Extracts from a graphics dataset:
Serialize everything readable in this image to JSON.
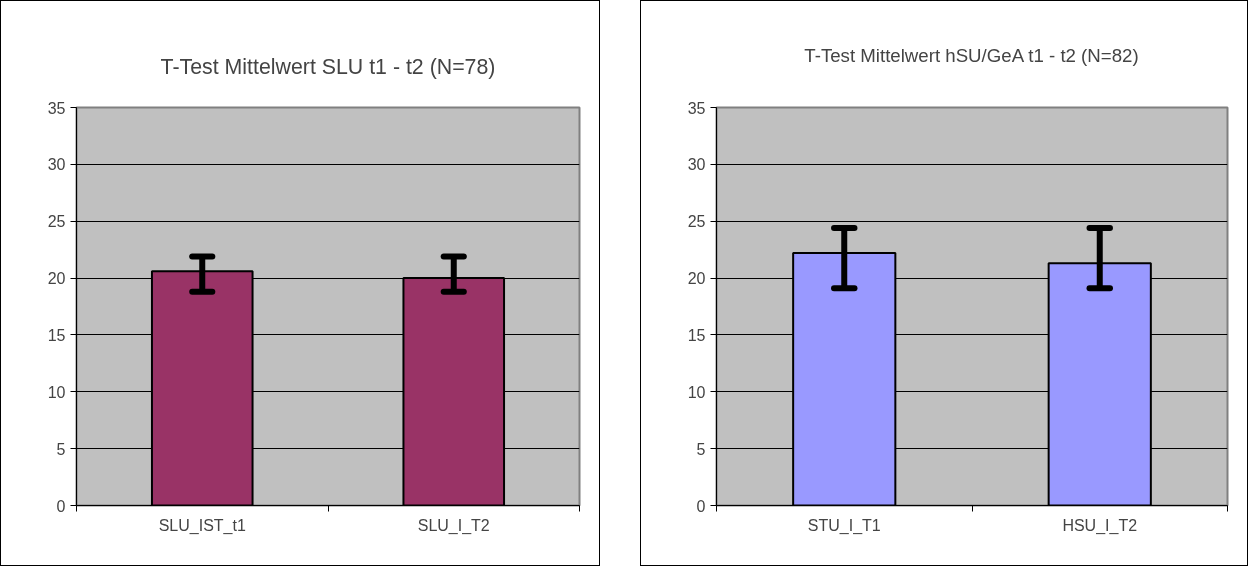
{
  "chart_data": [
    {
      "type": "bar",
      "title": "T-Test Mittelwert SLU t1 - t2 (N=78)",
      "categories": [
        "SLU_IST_t1",
        "SLU_I_T2"
      ],
      "values": [
        20.6,
        20.0
      ],
      "errors": [
        [
          18.8,
          21.9
        ],
        [
          18.8,
          21.9
        ]
      ],
      "color": "#993366",
      "ylim": [
        0,
        35
      ],
      "yticks": [
        0,
        5,
        10,
        15,
        20,
        25,
        30,
        35
      ],
      "grid": "y",
      "legend": false
    },
    {
      "type": "bar",
      "title": "T-Test Mittelwert hSU/GeA t1 - t2 (N=82)",
      "categories": [
        "STU_I_T1",
        "HSU_I_T2"
      ],
      "values": [
        22.2,
        21.3
      ],
      "errors": [
        [
          19.1,
          24.4
        ],
        [
          19.1,
          24.4
        ]
      ],
      "color": "#9999ff",
      "ylim": [
        0,
        35
      ],
      "yticks": [
        0,
        5,
        10,
        15,
        20,
        25,
        30,
        35
      ],
      "grid": "y",
      "legend": false
    }
  ]
}
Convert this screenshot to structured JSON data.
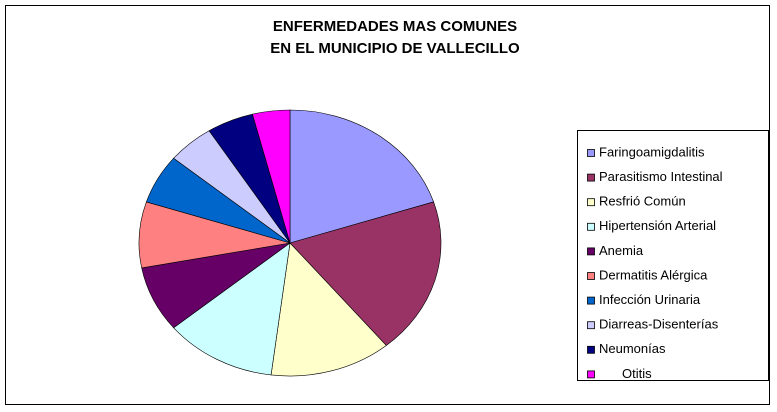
{
  "chart_data": {
    "type": "pie",
    "title": [
      "ENFERMEDADES MAS COMUNES",
      "EN EL MUNICIPIO DE VALLECILLO"
    ],
    "categories": [
      "Faringoamigdalitis",
      "Parasitismo Intestinal",
      "Resfrió Común",
      "Hipertensión Arterial",
      "Anemia",
      "Dermatitis Alérgica",
      "Infección Urinaria",
      "Diarreas-Disenterías",
      "Neumonías",
      "Otitis"
    ],
    "values": [
      20,
      19,
      13,
      12,
      8,
      8,
      6,
      5,
      5,
      4
    ],
    "colors": [
      "#9999ff",
      "#993366",
      "#ffffcc",
      "#ccffff",
      "#660066",
      "#ff8080",
      "#0066cc",
      "#ccccff",
      "#000080",
      "#ff00ff"
    ],
    "legend": "right"
  }
}
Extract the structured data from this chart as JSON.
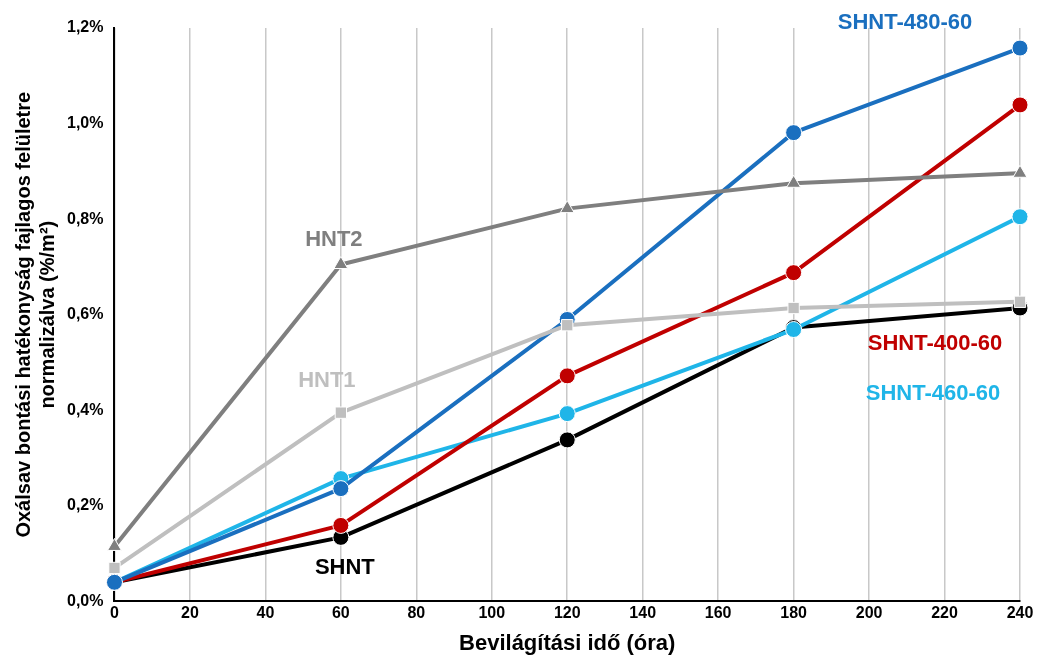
{
  "chart_data": {
    "type": "line",
    "xlabel": "Bevilágítási idő (óra)",
    "ylabel": "Oxálsav bontási hatékonyság fajlagos felületre normalizálva (%/m²)",
    "x": [
      0,
      60,
      120,
      180,
      240
    ],
    "series": [
      {
        "name": "HNT2",
        "color": "#7f7f7f",
        "marker": "triangle",
        "values": [
          0.115,
          0.705,
          0.822,
          0.875,
          0.896
        ]
      },
      {
        "name": "HNT1",
        "color": "#bfbfbf",
        "marker": "square",
        "values": [
          0.07,
          0.395,
          0.578,
          0.614,
          0.627
        ]
      },
      {
        "name": "SHNT-480-60",
        "color": "#1a6fbf",
        "marker": "circle",
        "values": [
          0.04,
          0.236,
          0.59,
          0.981,
          1.158
        ]
      },
      {
        "name": "SHNT-400-60",
        "color": "#c00000",
        "marker": "circle",
        "values": [
          0.04,
          0.159,
          0.472,
          0.688,
          1.039
        ]
      },
      {
        "name": "SHNT-460-60",
        "color": "#1fb5e8",
        "marker": "circle",
        "values": [
          0.04,
          0.257,
          0.393,
          0.569,
          0.805
        ]
      },
      {
        "name": "SHNT",
        "color": "#000000",
        "marker": "circle",
        "values": [
          0.04,
          0.134,
          0.338,
          0.573,
          0.614
        ]
      }
    ],
    "xlim": [
      0,
      240
    ],
    "xticks": [
      0,
      20,
      40,
      60,
      80,
      100,
      120,
      140,
      160,
      180,
      200,
      220,
      240
    ],
    "ylim": [
      0,
      1.2
    ],
    "yticks": [
      {
        "value": 0,
        "label": "0,0%"
      },
      {
        "value": 0.2,
        "label": "0,2%"
      },
      {
        "value": 0.4,
        "label": "0,4%"
      },
      {
        "value": 0.6,
        "label": "0,6%"
      },
      {
        "value": 0.8,
        "label": "0,8%"
      },
      {
        "value": 1.0,
        "label": "1,0%"
      },
      {
        "value": 1.2,
        "label": "1,2%"
      }
    ],
    "grid": "x",
    "legend": false
  }
}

→ SET TASK: Repeat the material above verbatim, with no pictures in the output.

→ SOLUTION FOR THIS EXERCISE:
Serialize everything readable in this image to JSON.
{
  "chart_data": [
    {
      "type": "bar",
      "title": "T-Test Mittelwert SLU t1 - t2 (N=78)",
      "categories": [
        "SLU_IST_t1",
        "SLU_I_T2"
      ],
      "values": [
        20.6,
        20.0
      ],
      "errors": [
        [
          18.8,
          21.9
        ],
        [
          18.8,
          21.9
        ]
      ],
      "color": "#993366",
      "ylim": [
        0,
        35
      ],
      "yticks": [
        0,
        5,
        10,
        15,
        20,
        25,
        30,
        35
      ],
      "grid": "y",
      "legend": false
    },
    {
      "type": "bar",
      "title": "T-Test Mittelwert hSU/GeA t1 - t2 (N=82)",
      "categories": [
        "STU_I_T1",
        "HSU_I_T2"
      ],
      "values": [
        22.2,
        21.3
      ],
      "errors": [
        [
          19.1,
          24.4
        ],
        [
          19.1,
          24.4
        ]
      ],
      "color": "#9999ff",
      "ylim": [
        0,
        35
      ],
      "yticks": [
        0,
        5,
        10,
        15,
        20,
        25,
        30,
        35
      ],
      "grid": "y",
      "legend": false
    }
  ]
}
Convert this screenshot to structured JSON data.
{
  "chart_data": {
    "type": "pie",
    "title": [
      "ENFERMEDADES MAS COMUNES",
      "EN EL MUNICIPIO DE VALLECILLO"
    ],
    "categories": [
      "Faringoamigdalitis",
      "Parasitismo Intestinal",
      "Resfrió Común",
      "Hipertensión Arterial",
      "Anemia",
      "Dermatitis Alérgica",
      "Infección Urinaria",
      "Diarreas-Disenterías",
      "Neumonías",
      "Otitis"
    ],
    "values": [
      20,
      19,
      13,
      12,
      8,
      8,
      6,
      5,
      5,
      4
    ],
    "colors": [
      "#9999ff",
      "#993366",
      "#ffffcc",
      "#ccffff",
      "#660066",
      "#ff8080",
      "#0066cc",
      "#ccccff",
      "#000080",
      "#ff00ff"
    ],
    "legend": "right"
  }
}
Extract the structured data from this chart as JSON.
{
  "chart_data": {
    "type": "line",
    "xlabel": "Bevilágítási idő (óra)",
    "ylabel": "Oxálsav bontási hatékonyság fajlagos felületre normalizálva (%/m²)",
    "x": [
      0,
      60,
      120,
      180,
      240
    ],
    "series": [
      {
        "name": "HNT2",
        "color": "#7f7f7f",
        "marker": "triangle",
        "values": [
          0.115,
          0.705,
          0.822,
          0.875,
          0.896
        ]
      },
      {
        "name": "HNT1",
        "color": "#bfbfbf",
        "marker": "square",
        "values": [
          0.07,
          0.395,
          0.578,
          0.614,
          0.627
        ]
      },
      {
        "name": "SHNT-480-60",
        "color": "#1a6fbf",
        "marker": "circle",
        "values": [
          0.04,
          0.236,
          0.59,
          0.981,
          1.158
        ]
      },
      {
        "name": "SHNT-400-60",
        "color": "#c00000",
        "marker": "circle",
        "values": [
          0.04,
          0.159,
          0.472,
          0.688,
          1.039
        ]
      },
      {
        "name": "SHNT-460-60",
        "color": "#1fb5e8",
        "marker": "circle",
        "values": [
          0.04,
          0.257,
          0.393,
          0.569,
          0.805
        ]
      },
      {
        "name": "SHNT",
        "color": "#000000",
        "marker": "circle",
        "values": [
          0.04,
          0.134,
          0.338,
          0.573,
          0.614
        ]
      }
    ],
    "xlim": [
      0,
      240
    ],
    "xticks": [
      0,
      20,
      40,
      60,
      80,
      100,
      120,
      140,
      160,
      180,
      200,
      220,
      240
    ],
    "ylim": [
      0,
      1.2
    ],
    "yticks": [
      {
        "value": 0,
        "label": "0,0%"
      },
      {
        "value": 0.2,
        "label": "0,2%"
      },
      {
        "value": 0.4,
        "label": "0,4%"
      },
      {
        "value": 0.6,
        "label": "0,6%"
      },
      {
        "value": 0.8,
        "label": "0,8%"
      },
      {
        "value": 1.0,
        "label": "1,0%"
      },
      {
        "value": 1.2,
        "label": "1,2%"
      }
    ],
    "grid": "x",
    "legend": false
  }
}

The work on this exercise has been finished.